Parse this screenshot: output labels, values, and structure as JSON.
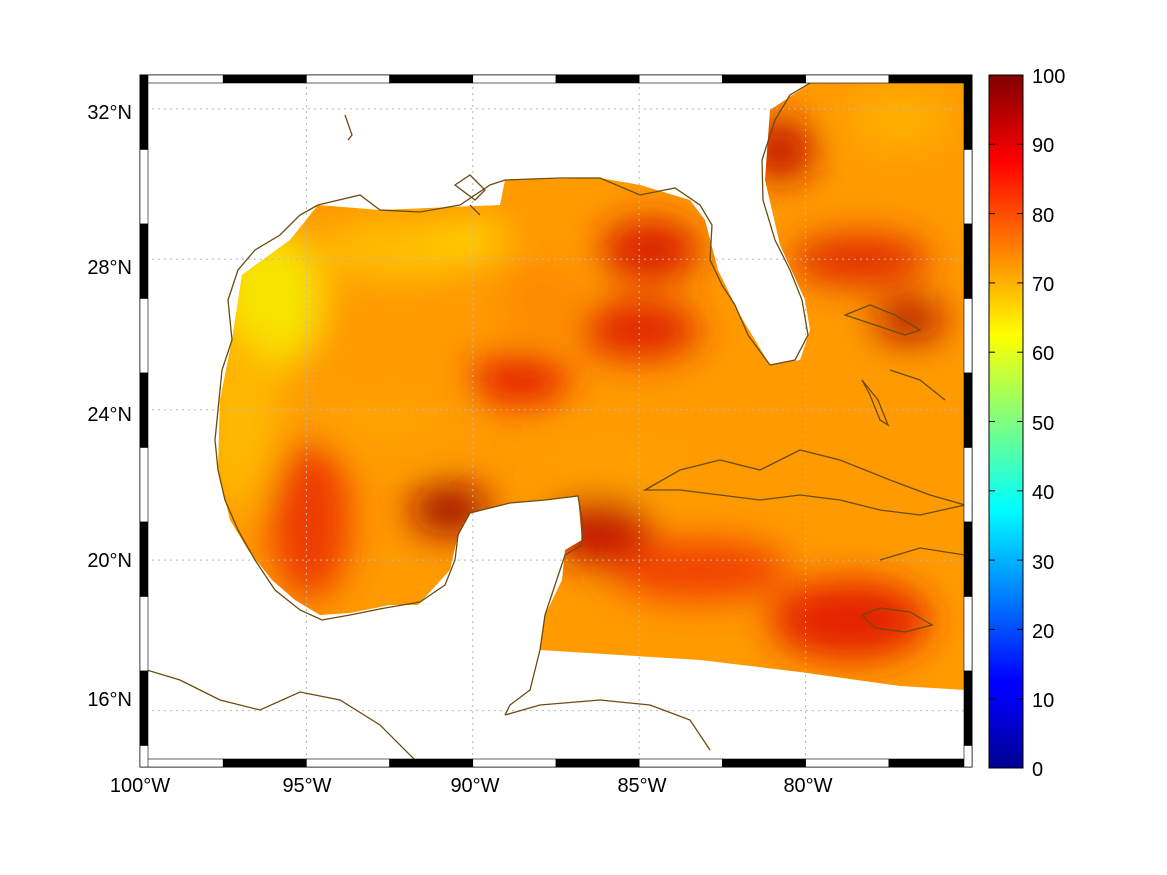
{
  "map": {
    "lat_labels": [
      "32°N",
      "28°N",
      "24°N",
      "20°N",
      "16°N"
    ],
    "lat_values": [
      32,
      28,
      24,
      20,
      16
    ],
    "lon_labels": [
      "100°W",
      "95°W",
      "90°W",
      "85°W",
      "80°W"
    ],
    "lon_values": [
      -100,
      -95,
      -90,
      -85,
      -80
    ],
    "extent": {
      "lon_min": -100,
      "lon_max": -75,
      "lat_min": 14.5,
      "lat_max": 32.9
    },
    "grid": true,
    "coastline_color": "#6b4c10"
  },
  "colorbar": {
    "ticks": [
      "0",
      "10",
      "20",
      "30",
      "40",
      "50",
      "60",
      "70",
      "80",
      "90",
      "100"
    ],
    "min": 0,
    "max": 100,
    "colormap": "jet"
  }
}
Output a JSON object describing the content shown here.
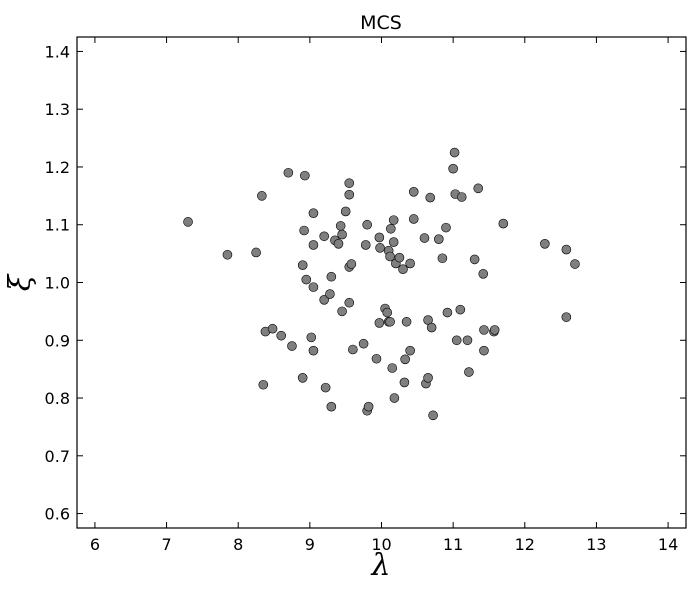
{
  "chart_data": {
    "type": "scatter",
    "title": "MCS",
    "xlabel": "λ",
    "ylabel": "ξ",
    "xlim": [
      5.75,
      14.25
    ],
    "ylim": [
      0.575,
      1.425
    ],
    "xticks": [
      6,
      7,
      8,
      9,
      10,
      11,
      12,
      13,
      14
    ],
    "yticks": [
      0.6,
      0.7,
      0.8,
      0.9,
      1.0,
      1.1,
      1.2,
      1.3,
      1.4
    ],
    "ytick_labels": [
      "0.6",
      "0.7",
      "0.8",
      "0.9",
      "1.0",
      "1.1",
      "1.2",
      "1.3",
      "1.4"
    ],
    "grid": false,
    "marker_color": "#7f7f7f",
    "marker_edge_color": "#000000",
    "series": [
      {
        "points": [
          [
            7.3,
            1.105
          ],
          [
            7.85,
            1.048
          ],
          [
            8.25,
            1.052
          ],
          [
            8.33,
            1.15
          ],
          [
            8.35,
            0.823
          ],
          [
            8.38,
            0.915
          ],
          [
            8.48,
            0.92
          ],
          [
            8.6,
            0.908
          ],
          [
            8.7,
            1.19
          ],
          [
            8.75,
            0.89
          ],
          [
            8.9,
            1.03
          ],
          [
            8.92,
            1.09
          ],
          [
            8.93,
            1.185
          ],
          [
            8.95,
            1.005
          ],
          [
            8.9,
            0.835
          ],
          [
            9.02,
            0.905
          ],
          [
            9.05,
            1.12
          ],
          [
            9.05,
            1.065
          ],
          [
            9.05,
            0.992
          ],
          [
            9.05,
            0.882
          ],
          [
            9.2,
            0.97
          ],
          [
            9.2,
            1.08
          ],
          [
            9.22,
            0.818
          ],
          [
            9.28,
            0.98
          ],
          [
            9.3,
            1.01
          ],
          [
            9.3,
            0.785
          ],
          [
            9.35,
            1.073
          ],
          [
            9.4,
            1.067
          ],
          [
            9.43,
            1.098
          ],
          [
            9.45,
            1.083
          ],
          [
            9.45,
            0.95
          ],
          [
            9.5,
            1.123
          ],
          [
            9.55,
            1.172
          ],
          [
            9.55,
            1.152
          ],
          [
            9.55,
            1.027
          ],
          [
            9.55,
            0.965
          ],
          [
            9.58,
            1.032
          ],
          [
            9.6,
            0.884
          ],
          [
            9.75,
            0.894
          ],
          [
            9.78,
            1.065
          ],
          [
            9.8,
            0.778
          ],
          [
            9.8,
            1.1
          ],
          [
            9.82,
            0.785
          ],
          [
            9.93,
            0.868
          ],
          [
            9.97,
            1.078
          ],
          [
            9.97,
            0.93
          ],
          [
            9.98,
            1.06
          ],
          [
            10.05,
            0.955
          ],
          [
            10.08,
            0.948
          ],
          [
            10.1,
            0.932
          ],
          [
            10.1,
            1.055
          ],
          [
            10.12,
            1.045
          ],
          [
            10.12,
            0.932
          ],
          [
            10.13,
            1.093
          ],
          [
            10.15,
            0.852
          ],
          [
            10.17,
            1.108
          ],
          [
            10.17,
            1.07
          ],
          [
            10.18,
            0.8
          ],
          [
            10.2,
            1.033
          ],
          [
            10.25,
            1.043
          ],
          [
            10.3,
            1.023
          ],
          [
            10.32,
            0.827
          ],
          [
            10.33,
            0.867
          ],
          [
            10.35,
            0.932
          ],
          [
            10.4,
            1.033
          ],
          [
            10.4,
            0.882
          ],
          [
            10.45,
            1.157
          ],
          [
            10.45,
            1.11
          ],
          [
            10.6,
            1.077
          ],
          [
            10.62,
            0.825
          ],
          [
            10.65,
            0.835
          ],
          [
            10.65,
            0.935
          ],
          [
            10.68,
            1.147
          ],
          [
            10.7,
            0.922
          ],
          [
            10.72,
            0.77
          ],
          [
            10.8,
            1.075
          ],
          [
            10.85,
            1.042
          ],
          [
            10.9,
            1.095
          ],
          [
            10.92,
            0.948
          ],
          [
            11.0,
            1.197
          ],
          [
            11.02,
            1.225
          ],
          [
            11.03,
            1.153
          ],
          [
            11.05,
            0.9
          ],
          [
            11.1,
            0.953
          ],
          [
            11.12,
            1.148
          ],
          [
            11.2,
            0.9
          ],
          [
            11.22,
            0.845
          ],
          [
            11.3,
            1.04
          ],
          [
            11.35,
            1.163
          ],
          [
            11.42,
            1.015
          ],
          [
            11.43,
            0.918
          ],
          [
            11.43,
            0.882
          ],
          [
            11.57,
            0.915
          ],
          [
            11.58,
            0.918
          ],
          [
            11.7,
            1.102
          ],
          [
            12.28,
            1.067
          ],
          [
            12.58,
            1.057
          ],
          [
            12.58,
            0.94
          ],
          [
            12.7,
            1.032
          ]
        ]
      }
    ]
  }
}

:: What to produce ::
Where a line of the material above holds the string "JSON", copy that line.

:: The solution ::
Parse this screenshot: output labels, values, and structure as JSON.
Output a JSON object describing the content shown here.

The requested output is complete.